**Work to do**
Make an exact copy of all the entries, but do not reproduce the pictures.

**Input material**
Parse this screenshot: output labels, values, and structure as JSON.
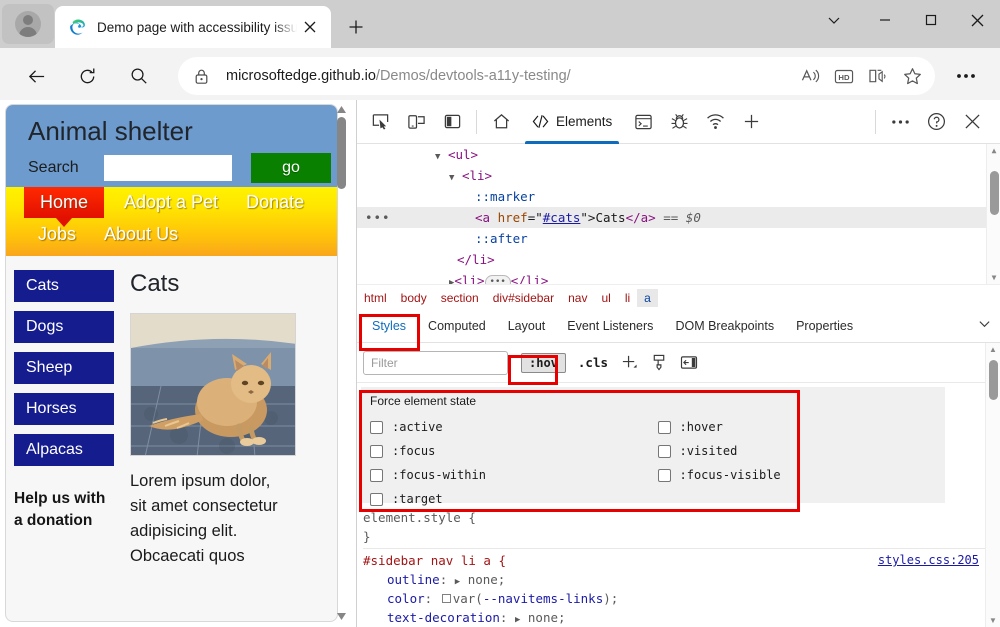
{
  "browser": {
    "tab": {
      "title": "Demo page with accessibility issu",
      "favicon_icon": "edge-logo-icon",
      "close_icon": "close-icon"
    },
    "new_tab_icon": "plus-icon",
    "profile_icon": "profile-avatar-icon",
    "window_controls": {
      "caret_icon": "chevron-down-icon",
      "minimize_icon": "minimize-icon",
      "maximize_icon": "maximize-icon",
      "close_icon": "close-icon"
    },
    "nav": {
      "back_icon": "back-arrow-icon",
      "refresh_icon": "refresh-icon",
      "search_icon": "search-icon"
    },
    "omnibox": {
      "lock_icon": "lock-icon",
      "url_host": "microsoftedge.github.io",
      "url_path": "/Demos/devtools-a11y-testing/",
      "read_aloud_icon": "read-aloud-icon",
      "hd_icon": "hd-badge-icon",
      "immersive_reader_icon": "immersive-reader-icon",
      "favorite_icon": "star-icon"
    },
    "settings_more_icon": "ellipsis-icon"
  },
  "page": {
    "site_title": "Animal shelter",
    "search_label": "Search",
    "search_value": "",
    "search_placeholder": "",
    "go_button": "go",
    "nav_row1": [
      "Home",
      "Adopt a Pet",
      "Donate"
    ],
    "nav_row2": [
      "Jobs",
      "About Us"
    ],
    "sidebar_buttons": [
      "Cats",
      "Dogs",
      "Sheep",
      "Horses",
      "Alpacas"
    ],
    "donate_blurb": "Help us with a donation",
    "main_heading": "Cats",
    "main_image_alt": "cat-photo",
    "main_paragraph": "Lorem ipsum dolor, sit amet consectetur adipisicing elit. Obcaecati quos"
  },
  "devtools": {
    "toolbar": {
      "inspect_icon": "inspect-element-icon",
      "device_emulation_icon": "device-emulation-icon",
      "dock_side_icon": "dock-side-icon",
      "home_icon": "home-icon",
      "elements_tab": "Elements",
      "elements_icon": "code-brackets-icon",
      "console_icon": "console-icon",
      "sources_icon": "debug-bug-icon",
      "network_icon": "network-wifi-icon",
      "add_tool_icon": "plus-icon",
      "more_tools_icon": "ellipsis-icon",
      "help_icon": "question-circle-icon",
      "close_icon": "close-icon"
    },
    "dom_lines": [
      {
        "indent": 2,
        "tri": "down",
        "text": "<ul>",
        "kind": "tag"
      },
      {
        "indent": 3,
        "tri": "down",
        "text": "<li>",
        "kind": "tag"
      },
      {
        "indent": 4,
        "tri": "",
        "text": "::marker",
        "kind": "pseudo"
      },
      {
        "indent": 4,
        "tri": "",
        "text": "<a href=\"#cats\">Cats</a> == $0",
        "kind": "selected"
      },
      {
        "indent": 4,
        "tri": "",
        "text": "::after",
        "kind": "pseudo"
      },
      {
        "indent": 3,
        "tri": "",
        "text": "</li>",
        "kind": "tag"
      },
      {
        "indent": 3,
        "tri": "right",
        "text": "<li>…</li>",
        "kind": "tag"
      }
    ],
    "selected_node": {
      "tag_open": "<a",
      "attr_name": "href",
      "attr_value": "#cats",
      "inner_text": "Cats",
      "tag_close": "</a>",
      "console_ref": "== $0"
    },
    "breadcrumb": [
      "html",
      "body",
      "section",
      "div#sidebar",
      "nav",
      "ul",
      "li",
      "a"
    ],
    "breadcrumb_active": "a",
    "pane_tabs": [
      "Styles",
      "Computed",
      "Layout",
      "Event Listeners",
      "DOM Breakpoints",
      "Properties"
    ],
    "pane_tab_selected": "Styles",
    "pane_tabs_overflow_icon": "chevron-down-icon",
    "styles_toolbar": {
      "filter_placeholder": "Filter",
      "filter_value": "",
      "hov_button": ":hov",
      "cls_button": ".cls",
      "new_rule_icon": "plus-icon",
      "print_media_icon": "print-preview-icon",
      "computed_sidebar_icon": "toggle-sidebar-icon"
    },
    "force_element_state": {
      "title": "Force element state",
      "left_column": [
        {
          "label": ":active",
          "checked": false
        },
        {
          "label": ":focus",
          "checked": false
        },
        {
          "label": ":focus-within",
          "checked": false
        },
        {
          "label": ":target",
          "checked": false
        }
      ],
      "right_column": [
        {
          "label": ":hover",
          "checked": false
        },
        {
          "label": ":visited",
          "checked": false
        },
        {
          "label": ":focus-visible",
          "checked": false
        }
      ]
    },
    "css_rules": [
      {
        "selector": "element.style {",
        "source": "",
        "declarations": [],
        "close": "}"
      },
      {
        "selector": "#sidebar nav li a {",
        "source": "styles.css:205",
        "declarations": [
          {
            "property": "outline",
            "value": "none;",
            "has_arrow": true,
            "has_swatch": false
          },
          {
            "property": "color",
            "value": "var(--navitems-links);",
            "has_arrow": false,
            "has_swatch": true
          },
          {
            "property": "text-decoration",
            "value": "none;",
            "has_arrow": true,
            "has_swatch": false
          }
        ],
        "close": ""
      }
    ]
  },
  "annotations": {
    "highlight_color": "#e60000",
    "boxes": [
      "styles-tab",
      "hov-button",
      "force-element-state-panel"
    ]
  }
}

**Answer**
Parse this screenshot: output labels, values, and structure as JSON.
{
  "browser": {
    "tab": {
      "title": "Demo page with accessibility issu",
      "favicon_icon": "edge-logo-icon",
      "close_icon": "close-icon"
    },
    "new_tab_icon": "plus-icon",
    "profile_icon": "profile-avatar-icon",
    "window_controls": {
      "caret_icon": "chevron-down-icon",
      "minimize_icon": "minimize-icon",
      "maximize_icon": "maximize-icon",
      "close_icon": "close-icon"
    },
    "nav": {
      "back_icon": "back-arrow-icon",
      "refresh_icon": "refresh-icon",
      "search_icon": "search-icon"
    },
    "omnibox": {
      "lock_icon": "lock-icon",
      "url_host": "microsoftedge.github.io",
      "url_path": "/Demos/devtools-a11y-testing/",
      "read_aloud_icon": "read-aloud-icon",
      "hd_icon": "hd-badge-icon",
      "immersive_reader_icon": "immersive-reader-icon",
      "favorite_icon": "star-icon"
    },
    "settings_more_icon": "ellipsis-icon"
  },
  "page": {
    "site_title": "Animal shelter",
    "search_label": "Search",
    "search_value": "",
    "search_placeholder": "",
    "go_button": "go",
    "nav_row1": [
      "Home",
      "Adopt a Pet",
      "Donate"
    ],
    "nav_row2": [
      "Jobs",
      "About Us"
    ],
    "sidebar_buttons": [
      "Cats",
      "Dogs",
      "Sheep",
      "Horses",
      "Alpacas"
    ],
    "donate_blurb": "Help us with a donation",
    "main_heading": "Cats",
    "main_image_alt": "cat-photo",
    "main_paragraph": "Lorem ipsum dolor, sit amet consectetur adipisicing elit. Obcaecati quos"
  },
  "devtools": {
    "toolbar": {
      "inspect_icon": "inspect-element-icon",
      "device_emulation_icon": "device-emulation-icon",
      "dock_side_icon": "dock-side-icon",
      "home_icon": "home-icon",
      "elements_tab": "Elements",
      "elements_icon": "code-brackets-icon",
      "console_icon": "console-icon",
      "sources_icon": "debug-bug-icon",
      "network_icon": "network-wifi-icon",
      "add_tool_icon": "plus-icon",
      "more_tools_icon": "ellipsis-icon",
      "help_icon": "question-circle-icon",
      "close_icon": "close-icon"
    },
    "dom_lines": [
      {
        "indent": 2,
        "tri": "down",
        "text": "<ul>",
        "kind": "tag"
      },
      {
        "indent": 3,
        "tri": "down",
        "text": "<li>",
        "kind": "tag"
      },
      {
        "indent": 4,
        "tri": "",
        "text": "::marker",
        "kind": "pseudo"
      },
      {
        "indent": 4,
        "tri": "",
        "text": "<a href=\"#cats\">Cats</a> == $0",
        "kind": "selected"
      },
      {
        "indent": 4,
        "tri": "",
        "text": "::after",
        "kind": "pseudo"
      },
      {
        "indent": 3,
        "tri": "",
        "text": "</li>",
        "kind": "tag"
      },
      {
        "indent": 3,
        "tri": "right",
        "text": "<li>…</li>",
        "kind": "tag"
      }
    ],
    "selected_node": {
      "tag_open": "<a",
      "attr_name": "href",
      "attr_value": "#cats",
      "inner_text": "Cats",
      "tag_close": "</a>",
      "console_ref": "== $0"
    },
    "breadcrumb": [
      "html",
      "body",
      "section",
      "div#sidebar",
      "nav",
      "ul",
      "li",
      "a"
    ],
    "breadcrumb_active": "a",
    "pane_tabs": [
      "Styles",
      "Computed",
      "Layout",
      "Event Listeners",
      "DOM Breakpoints",
      "Properties"
    ],
    "pane_tab_selected": "Styles",
    "pane_tabs_overflow_icon": "chevron-down-icon",
    "styles_toolbar": {
      "filter_placeholder": "Filter",
      "filter_value": "",
      "hov_button": ":hov",
      "cls_button": ".cls",
      "new_rule_icon": "plus-icon",
      "print_media_icon": "print-preview-icon",
      "computed_sidebar_icon": "toggle-sidebar-icon"
    },
    "force_element_state": {
      "title": "Force element state",
      "left_column": [
        {
          "label": ":active",
          "checked": false
        },
        {
          "label": ":focus",
          "checked": false
        },
        {
          "label": ":focus-within",
          "checked": false
        },
        {
          "label": ":target",
          "checked": false
        }
      ],
      "right_column": [
        {
          "label": ":hover",
          "checked": false
        },
        {
          "label": ":visited",
          "checked": false
        },
        {
          "label": ":focus-visible",
          "checked": false
        }
      ]
    },
    "css_rules": [
      {
        "selector": "element.style {",
        "source": "",
        "declarations": [],
        "close": "}"
      },
      {
        "selector": "#sidebar nav li a {",
        "source": "styles.css:205",
        "declarations": [
          {
            "property": "outline",
            "value": "none;",
            "has_arrow": true,
            "has_swatch": false
          },
          {
            "property": "color",
            "value": "var(--navitems-links);",
            "has_arrow": false,
            "has_swatch": true
          },
          {
            "property": "text-decoration",
            "value": "none;",
            "has_arrow": true,
            "has_swatch": false
          }
        ],
        "close": ""
      }
    ]
  },
  "annotations": {
    "highlight_color": "#e60000",
    "boxes": [
      "styles-tab",
      "hov-button",
      "force-element-state-panel"
    ]
  }
}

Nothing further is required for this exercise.